--- WHAT YOU NEED TO DO ---
Copy the whole listing below exactly.

--- SUPPLIED INFORMATION ---
--

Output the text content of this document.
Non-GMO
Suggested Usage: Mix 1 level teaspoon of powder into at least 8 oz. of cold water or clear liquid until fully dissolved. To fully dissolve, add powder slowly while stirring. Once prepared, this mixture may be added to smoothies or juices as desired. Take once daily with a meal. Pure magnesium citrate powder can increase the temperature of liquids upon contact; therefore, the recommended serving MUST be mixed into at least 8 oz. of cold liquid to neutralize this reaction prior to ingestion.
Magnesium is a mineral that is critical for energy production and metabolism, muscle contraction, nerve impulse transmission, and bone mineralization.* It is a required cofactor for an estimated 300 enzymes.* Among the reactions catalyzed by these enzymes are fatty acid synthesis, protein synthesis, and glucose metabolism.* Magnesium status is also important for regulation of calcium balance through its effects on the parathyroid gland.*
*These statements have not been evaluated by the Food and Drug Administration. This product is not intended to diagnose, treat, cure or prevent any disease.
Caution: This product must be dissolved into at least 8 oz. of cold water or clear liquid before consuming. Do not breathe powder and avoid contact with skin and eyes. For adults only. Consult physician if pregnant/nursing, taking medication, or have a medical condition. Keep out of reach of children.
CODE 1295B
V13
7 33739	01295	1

--

--- RESPONSE AREA ---
Output the text content of this document.
Non-GMO
Suggested Usage: Mix 1 level teaspoon of powder into at least 8 oz. of cold water or clear liquid until fully dissolved. To fully dissolve, add powder slowly while stirring. Once prepared, this mixture may be added to smoothies or juices as desired. Take once daily with a meal. Pure magnesium citrate powder can increase the temperature of liquids upon contact; therefore, the recommended serving MUST be mixed into at least 8 oz. of cold liquid to neutralize this reaction prior to ingestion.
Magnesium is a mineral that is critical for energy production and metabolism, muscle contraction, nerve impulse transmission, and bone mineralization.* It is a required cofactor for an estimated 300 enzymes.* Among the reactions catalyzed by these enzymes are fatty acid synthesis, protein synthesis, and glucose metabolism.* Magnesium status is also important for regulation of calcium balance through its effects on the parathyroid gland.*
*These statements have not been evaluated by the Food and Drug Administration. This product is not intended to diagnose, treat, cure or prevent any disease.
Caution: This product must be dissolved into at least 8 oz. of cold water or clear liquid before consuming. Do not breathe powder and avoid contact with skin and eyes. For adults only. Consult physician if pregnant/nursing, taking medication, or have a medical condition. Keep out of reach of children.
CODE 1295B
V13
7 33739	01295	1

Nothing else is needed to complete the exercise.